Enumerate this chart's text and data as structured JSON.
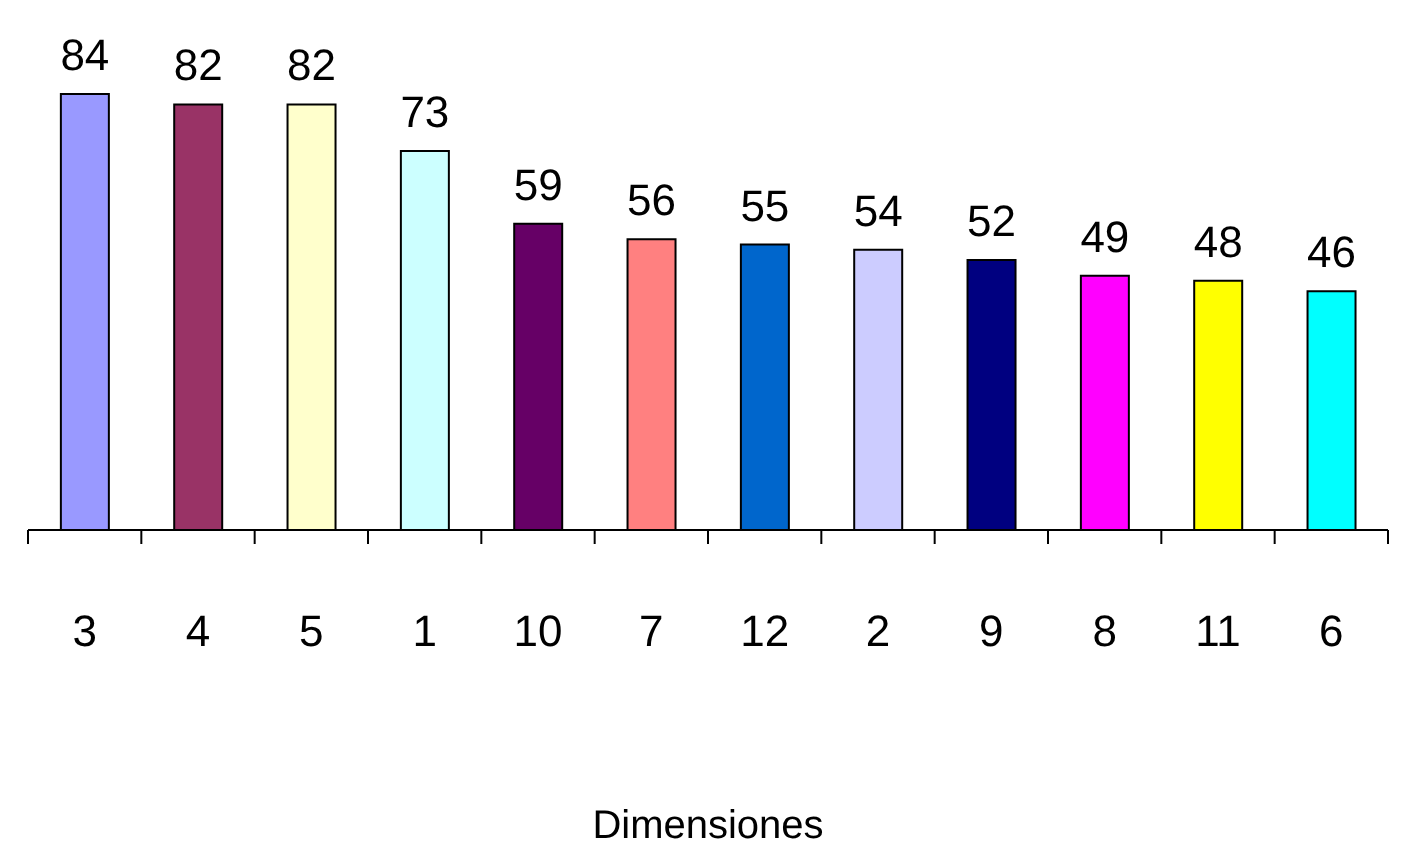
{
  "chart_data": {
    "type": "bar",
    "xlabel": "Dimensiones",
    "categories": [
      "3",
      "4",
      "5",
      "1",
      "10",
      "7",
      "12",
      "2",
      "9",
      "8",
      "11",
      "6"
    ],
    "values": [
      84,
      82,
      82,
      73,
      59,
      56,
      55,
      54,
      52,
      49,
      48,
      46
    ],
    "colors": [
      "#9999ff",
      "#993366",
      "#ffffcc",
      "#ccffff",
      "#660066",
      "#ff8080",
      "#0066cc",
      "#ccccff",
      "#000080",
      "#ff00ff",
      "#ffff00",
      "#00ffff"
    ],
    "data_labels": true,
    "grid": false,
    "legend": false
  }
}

━━━━━━━━

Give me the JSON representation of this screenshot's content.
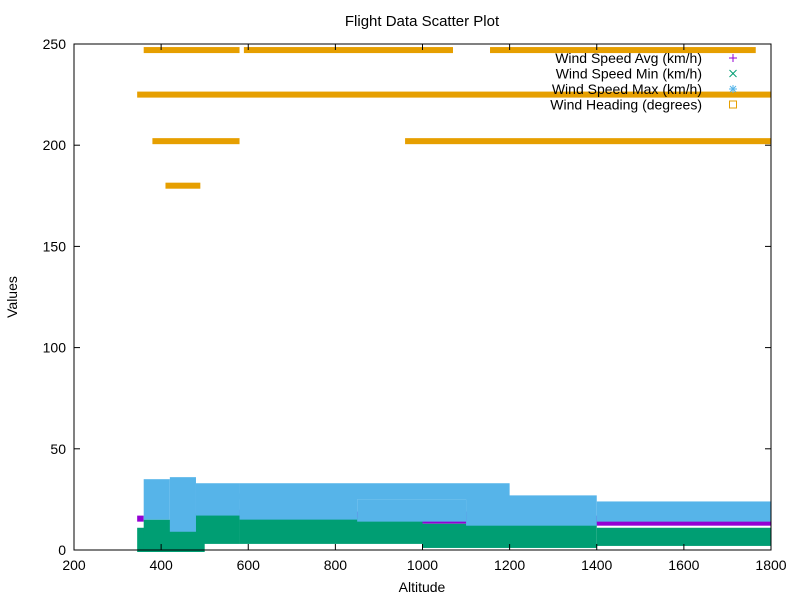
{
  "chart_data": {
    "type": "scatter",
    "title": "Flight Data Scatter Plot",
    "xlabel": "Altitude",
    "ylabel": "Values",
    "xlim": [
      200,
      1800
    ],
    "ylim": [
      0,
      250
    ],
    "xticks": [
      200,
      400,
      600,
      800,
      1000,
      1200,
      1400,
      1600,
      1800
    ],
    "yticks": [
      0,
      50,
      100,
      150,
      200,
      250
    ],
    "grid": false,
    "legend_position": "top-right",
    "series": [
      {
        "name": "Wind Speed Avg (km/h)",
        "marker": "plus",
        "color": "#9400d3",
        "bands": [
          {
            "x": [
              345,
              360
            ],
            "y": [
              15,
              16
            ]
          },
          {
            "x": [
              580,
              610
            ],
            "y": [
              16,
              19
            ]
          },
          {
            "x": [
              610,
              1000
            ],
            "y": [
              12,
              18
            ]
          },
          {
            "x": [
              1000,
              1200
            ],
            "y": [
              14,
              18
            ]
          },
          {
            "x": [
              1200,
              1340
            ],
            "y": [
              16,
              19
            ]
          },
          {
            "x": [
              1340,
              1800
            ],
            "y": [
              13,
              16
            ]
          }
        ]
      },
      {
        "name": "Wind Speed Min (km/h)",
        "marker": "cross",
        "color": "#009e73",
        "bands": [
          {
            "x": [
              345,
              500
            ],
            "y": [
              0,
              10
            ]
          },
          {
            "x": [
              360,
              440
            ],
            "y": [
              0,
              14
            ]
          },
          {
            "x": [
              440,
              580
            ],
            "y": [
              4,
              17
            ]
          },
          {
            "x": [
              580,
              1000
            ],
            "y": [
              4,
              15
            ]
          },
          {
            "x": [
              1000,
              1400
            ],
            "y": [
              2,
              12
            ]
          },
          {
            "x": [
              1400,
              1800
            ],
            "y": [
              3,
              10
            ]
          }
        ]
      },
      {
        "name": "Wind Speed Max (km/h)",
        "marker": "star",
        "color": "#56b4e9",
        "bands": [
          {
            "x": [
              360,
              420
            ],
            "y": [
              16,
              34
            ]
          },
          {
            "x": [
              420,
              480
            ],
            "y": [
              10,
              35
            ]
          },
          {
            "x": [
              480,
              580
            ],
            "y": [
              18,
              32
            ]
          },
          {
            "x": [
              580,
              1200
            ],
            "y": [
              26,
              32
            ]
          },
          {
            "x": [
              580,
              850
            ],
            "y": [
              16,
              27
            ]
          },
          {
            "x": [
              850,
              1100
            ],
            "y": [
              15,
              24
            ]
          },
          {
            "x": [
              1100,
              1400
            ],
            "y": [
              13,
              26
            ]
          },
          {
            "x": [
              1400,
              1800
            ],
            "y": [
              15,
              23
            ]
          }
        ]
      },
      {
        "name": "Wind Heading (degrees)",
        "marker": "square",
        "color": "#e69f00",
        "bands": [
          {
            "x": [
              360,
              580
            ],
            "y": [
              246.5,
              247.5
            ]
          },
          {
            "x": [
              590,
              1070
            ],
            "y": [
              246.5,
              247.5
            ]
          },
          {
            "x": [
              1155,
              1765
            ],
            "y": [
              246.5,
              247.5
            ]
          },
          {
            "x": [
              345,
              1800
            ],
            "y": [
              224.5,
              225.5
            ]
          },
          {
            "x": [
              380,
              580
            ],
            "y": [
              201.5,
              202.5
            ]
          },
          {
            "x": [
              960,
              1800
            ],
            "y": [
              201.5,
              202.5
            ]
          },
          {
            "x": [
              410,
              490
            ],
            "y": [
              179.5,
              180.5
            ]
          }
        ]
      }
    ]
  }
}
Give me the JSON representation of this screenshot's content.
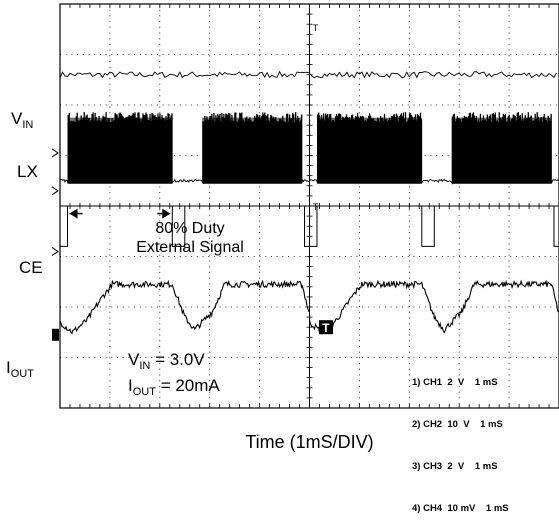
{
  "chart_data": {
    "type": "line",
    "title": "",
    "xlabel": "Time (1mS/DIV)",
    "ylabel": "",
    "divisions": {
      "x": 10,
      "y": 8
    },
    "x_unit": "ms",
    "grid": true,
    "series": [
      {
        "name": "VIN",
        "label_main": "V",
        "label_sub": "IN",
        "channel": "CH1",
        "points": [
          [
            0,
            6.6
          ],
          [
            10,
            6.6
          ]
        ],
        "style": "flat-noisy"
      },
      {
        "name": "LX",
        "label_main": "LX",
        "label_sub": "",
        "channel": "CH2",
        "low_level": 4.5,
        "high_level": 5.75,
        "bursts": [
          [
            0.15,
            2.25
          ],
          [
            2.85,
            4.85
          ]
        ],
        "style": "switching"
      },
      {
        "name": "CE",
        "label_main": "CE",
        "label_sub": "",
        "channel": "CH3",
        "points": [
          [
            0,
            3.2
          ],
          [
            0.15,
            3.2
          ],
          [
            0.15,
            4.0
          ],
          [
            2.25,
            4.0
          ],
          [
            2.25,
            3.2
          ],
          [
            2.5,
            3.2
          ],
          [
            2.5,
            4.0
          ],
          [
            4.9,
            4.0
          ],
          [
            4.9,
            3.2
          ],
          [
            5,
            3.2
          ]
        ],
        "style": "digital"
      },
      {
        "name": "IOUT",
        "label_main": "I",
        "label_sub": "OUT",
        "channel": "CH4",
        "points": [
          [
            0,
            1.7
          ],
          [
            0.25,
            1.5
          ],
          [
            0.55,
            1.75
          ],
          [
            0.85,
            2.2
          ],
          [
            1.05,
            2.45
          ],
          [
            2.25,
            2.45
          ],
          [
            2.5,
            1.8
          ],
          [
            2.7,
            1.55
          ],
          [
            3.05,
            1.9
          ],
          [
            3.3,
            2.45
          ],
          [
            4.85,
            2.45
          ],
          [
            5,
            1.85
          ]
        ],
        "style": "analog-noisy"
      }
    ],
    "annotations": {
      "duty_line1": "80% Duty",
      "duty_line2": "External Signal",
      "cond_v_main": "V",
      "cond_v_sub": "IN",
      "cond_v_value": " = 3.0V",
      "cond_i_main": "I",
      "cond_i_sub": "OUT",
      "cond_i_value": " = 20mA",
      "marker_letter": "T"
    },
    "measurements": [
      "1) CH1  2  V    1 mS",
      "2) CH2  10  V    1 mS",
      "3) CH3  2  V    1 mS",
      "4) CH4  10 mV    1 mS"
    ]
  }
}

━━━━━━━━

_Your goal_
A line counts if it holds the word "name". How many lines of the entries count? Give the number only.

_Exercise result_
8